Mike Pelfrey has earned $9.5 million in two seasons with the Twins. For that expenditure, his employers had received five wins, 16 losses, a 5.56 ERA and a total of 176 1/3 innings in 34 starts.

That's an average of a fraction over five innings per start. He also had allowed 213 hits, a hits-to-inning ratio guaranteed to lead to failure.

The Twins' front office and the previous field staff would defend Pelfrey by pointing to two things: A) He was such an exceptional competitor that he returned much earlier than the norm from Tommy John surgery to be in the Twins' rotation to open the 2013 season; and B) he was a terrific teammate and a pure professional as a pitcher.

The Twins were so suckered in by Point A that they gave Pelfrey a two-year, $11 million contract to return in 2014, even after his awful performance in 2013 – 5-13 with a 5.19 ERA – assisted the 66-96 record and 13th-place finish in the American League.

Pelfrey made five horrible starts in 2014, 0-3 with a 7.99 ERA, and did not pitch after May 1 due to a groin injury. He received $5.5 million in salary for that, and is due the same amount for 2015.

Excerpted records

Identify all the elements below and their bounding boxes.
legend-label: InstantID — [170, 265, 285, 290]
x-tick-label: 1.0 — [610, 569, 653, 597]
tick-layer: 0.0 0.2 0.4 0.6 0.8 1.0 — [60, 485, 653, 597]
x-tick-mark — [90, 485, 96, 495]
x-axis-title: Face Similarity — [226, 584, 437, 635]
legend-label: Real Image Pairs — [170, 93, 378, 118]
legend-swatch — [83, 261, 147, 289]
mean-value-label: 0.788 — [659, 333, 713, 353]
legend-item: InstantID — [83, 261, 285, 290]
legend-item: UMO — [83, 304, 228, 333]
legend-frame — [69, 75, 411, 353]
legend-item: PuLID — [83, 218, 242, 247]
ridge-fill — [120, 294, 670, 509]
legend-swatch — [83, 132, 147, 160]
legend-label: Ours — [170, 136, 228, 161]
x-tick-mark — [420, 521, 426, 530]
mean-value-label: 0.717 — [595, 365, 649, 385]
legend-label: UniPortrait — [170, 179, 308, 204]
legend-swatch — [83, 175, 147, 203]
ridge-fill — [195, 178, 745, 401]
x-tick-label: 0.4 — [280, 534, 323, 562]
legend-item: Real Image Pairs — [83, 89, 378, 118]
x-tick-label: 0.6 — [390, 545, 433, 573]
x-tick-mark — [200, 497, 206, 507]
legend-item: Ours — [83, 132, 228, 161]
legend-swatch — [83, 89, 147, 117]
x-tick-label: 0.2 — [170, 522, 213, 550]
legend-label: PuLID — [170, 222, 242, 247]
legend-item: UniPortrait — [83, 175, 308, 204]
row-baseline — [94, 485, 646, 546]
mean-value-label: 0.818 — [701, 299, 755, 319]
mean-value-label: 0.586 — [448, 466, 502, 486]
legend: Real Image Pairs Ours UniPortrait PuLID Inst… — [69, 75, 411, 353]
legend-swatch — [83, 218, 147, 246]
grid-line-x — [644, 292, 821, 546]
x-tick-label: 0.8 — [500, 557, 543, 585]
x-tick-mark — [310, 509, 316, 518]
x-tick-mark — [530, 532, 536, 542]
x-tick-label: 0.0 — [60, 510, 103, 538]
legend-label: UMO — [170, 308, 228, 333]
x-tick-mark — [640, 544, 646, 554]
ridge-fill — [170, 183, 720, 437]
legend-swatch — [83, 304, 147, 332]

Task goal
Continue the piece on Mike Pelfrey's time with the Twins from its final sentence.

Response area
On Saturday, the Twins announced they were sending 25-year-old starter Trevor May to Class AAA Rochester, to join 25-year-old Alex Meyer to form the oldest exacta of red-hot pitching prospects in all of organized baseball.

With some luck, maybe May and Meyer can lead the U.S. staff in this summer's Futures Oldtimers Game during All-Star festivities in Cincinnati, perhaps dueling against Lester Oliveros and Deolis Guerra for the World team.

As part of the roster decisions, the Twins also said that lefthander Tommy Milone will open as the Twins' fifth starter, and all 6-foot-7 of Long Mike will be assigned duty in the bullpen.

The response of Pelfrey, the terrific teammate and pure professional?

Eyewitness accounts from reporters tell us Pelfrey was genuinely angry over this, saying the Twins had misled him over the fairness of the competition – and that he deserved the job because he had outpitched Milone in exhibitions.

Here's the truth: Neither Milone nor Pelfrey deserves to be in the rotation of a big-league team that takes itself seriously, but the Twins offered Milone arbitration and were stuck with his $2.775 million salary, and Pelfrey's making the $5.5 million, which meant that May was always doomed to be the candidate to be unfairly judged.

The humorous angle in Saturday's discussion on Pelfrey was that the 31-year-old righthander was so frustrated that he was now open to a trade.

OK, let's form two lines: the teams not interested in Mike Pelfrey as a starter on the left, and the Sioux City Explorers and the Kansas City T-Bones on the right.